**Extracted records**
★ ★ ★ ★ ★

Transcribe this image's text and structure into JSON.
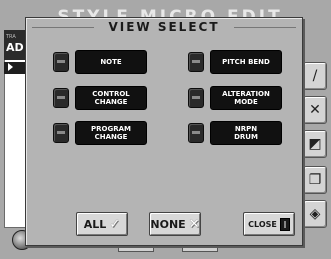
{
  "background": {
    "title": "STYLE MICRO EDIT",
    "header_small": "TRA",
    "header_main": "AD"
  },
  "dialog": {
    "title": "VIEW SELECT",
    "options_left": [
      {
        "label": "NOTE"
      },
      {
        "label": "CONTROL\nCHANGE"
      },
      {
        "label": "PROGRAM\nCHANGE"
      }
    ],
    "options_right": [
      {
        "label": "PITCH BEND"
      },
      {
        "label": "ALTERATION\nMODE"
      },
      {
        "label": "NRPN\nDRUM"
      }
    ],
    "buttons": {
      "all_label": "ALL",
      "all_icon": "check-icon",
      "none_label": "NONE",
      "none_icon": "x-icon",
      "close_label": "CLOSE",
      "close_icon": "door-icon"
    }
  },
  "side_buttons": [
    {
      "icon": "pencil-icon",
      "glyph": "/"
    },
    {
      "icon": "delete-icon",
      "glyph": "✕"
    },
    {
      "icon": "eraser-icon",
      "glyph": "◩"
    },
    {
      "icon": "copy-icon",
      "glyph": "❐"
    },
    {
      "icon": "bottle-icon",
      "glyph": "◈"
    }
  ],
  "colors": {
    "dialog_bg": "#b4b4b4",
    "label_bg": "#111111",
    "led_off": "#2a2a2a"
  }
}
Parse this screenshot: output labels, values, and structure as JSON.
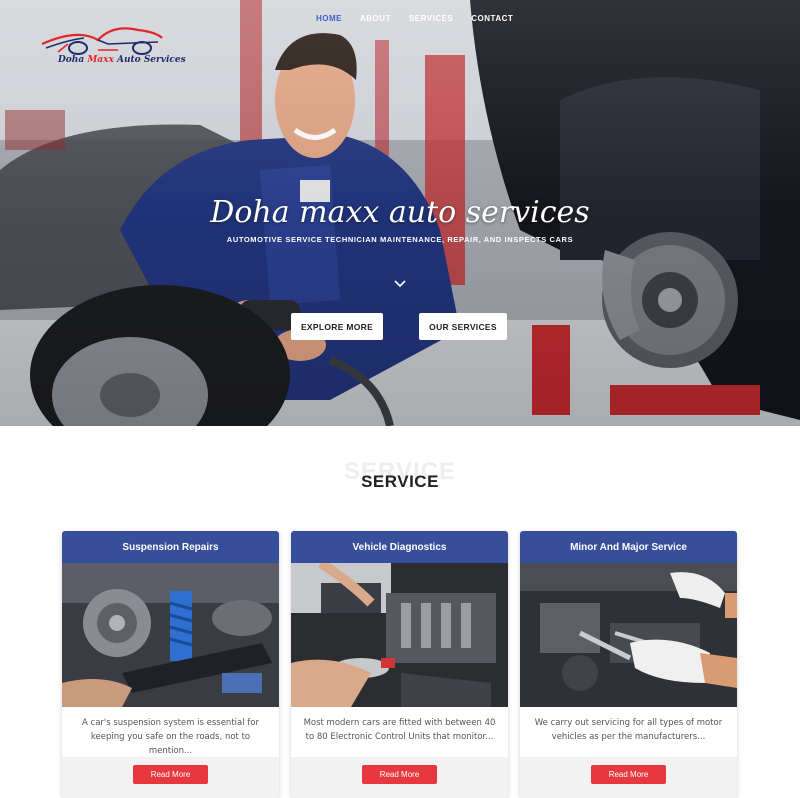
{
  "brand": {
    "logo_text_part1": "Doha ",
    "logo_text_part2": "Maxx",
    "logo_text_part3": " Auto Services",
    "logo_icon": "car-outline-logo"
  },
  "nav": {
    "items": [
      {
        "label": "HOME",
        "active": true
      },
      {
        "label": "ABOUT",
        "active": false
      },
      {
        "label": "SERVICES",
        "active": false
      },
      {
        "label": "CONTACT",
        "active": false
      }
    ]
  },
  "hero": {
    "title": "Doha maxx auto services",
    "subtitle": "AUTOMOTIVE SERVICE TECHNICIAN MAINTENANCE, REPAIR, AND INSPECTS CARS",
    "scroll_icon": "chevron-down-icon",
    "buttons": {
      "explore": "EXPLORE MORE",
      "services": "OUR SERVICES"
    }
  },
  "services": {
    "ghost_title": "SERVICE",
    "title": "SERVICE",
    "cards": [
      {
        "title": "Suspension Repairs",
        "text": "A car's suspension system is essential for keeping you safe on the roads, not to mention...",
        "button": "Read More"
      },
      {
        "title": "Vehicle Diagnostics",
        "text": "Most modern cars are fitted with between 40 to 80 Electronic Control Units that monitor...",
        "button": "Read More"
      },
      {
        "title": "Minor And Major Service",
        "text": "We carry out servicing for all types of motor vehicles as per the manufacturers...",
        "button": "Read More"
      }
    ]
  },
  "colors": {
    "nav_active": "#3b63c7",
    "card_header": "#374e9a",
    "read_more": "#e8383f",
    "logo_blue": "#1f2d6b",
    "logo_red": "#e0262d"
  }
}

★ ★ ★ ★ ★

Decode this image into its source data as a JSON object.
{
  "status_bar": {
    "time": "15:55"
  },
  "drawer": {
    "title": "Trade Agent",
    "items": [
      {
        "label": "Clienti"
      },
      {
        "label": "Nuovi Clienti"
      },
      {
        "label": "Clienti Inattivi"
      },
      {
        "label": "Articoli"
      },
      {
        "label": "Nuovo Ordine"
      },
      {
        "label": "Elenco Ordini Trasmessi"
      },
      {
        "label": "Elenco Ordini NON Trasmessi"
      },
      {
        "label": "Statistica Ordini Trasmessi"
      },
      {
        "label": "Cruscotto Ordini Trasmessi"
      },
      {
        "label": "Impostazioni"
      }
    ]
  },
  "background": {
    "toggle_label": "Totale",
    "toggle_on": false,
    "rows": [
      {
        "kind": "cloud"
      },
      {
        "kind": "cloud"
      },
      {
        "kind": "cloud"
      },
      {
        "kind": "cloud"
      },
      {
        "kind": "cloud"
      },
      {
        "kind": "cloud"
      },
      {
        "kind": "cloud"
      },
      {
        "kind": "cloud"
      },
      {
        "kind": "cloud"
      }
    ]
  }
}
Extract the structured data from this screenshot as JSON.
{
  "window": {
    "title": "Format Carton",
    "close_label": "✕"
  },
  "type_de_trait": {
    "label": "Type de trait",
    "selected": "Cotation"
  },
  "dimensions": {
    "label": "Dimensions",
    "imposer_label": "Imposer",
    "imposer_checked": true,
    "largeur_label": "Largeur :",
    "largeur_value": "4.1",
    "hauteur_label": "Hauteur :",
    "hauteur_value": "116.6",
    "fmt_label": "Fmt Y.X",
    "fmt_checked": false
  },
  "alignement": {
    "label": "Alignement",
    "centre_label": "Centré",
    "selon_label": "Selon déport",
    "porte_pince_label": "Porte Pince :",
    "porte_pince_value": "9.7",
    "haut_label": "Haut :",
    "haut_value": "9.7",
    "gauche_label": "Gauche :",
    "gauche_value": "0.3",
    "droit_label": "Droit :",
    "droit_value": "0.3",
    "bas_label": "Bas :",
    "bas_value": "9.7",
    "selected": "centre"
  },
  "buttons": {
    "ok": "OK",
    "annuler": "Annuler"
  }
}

★ ★ ★ ★ ★

**What to produce**
Report the number of lines containing the string "data" and add nothing to it.

**Task solution**
2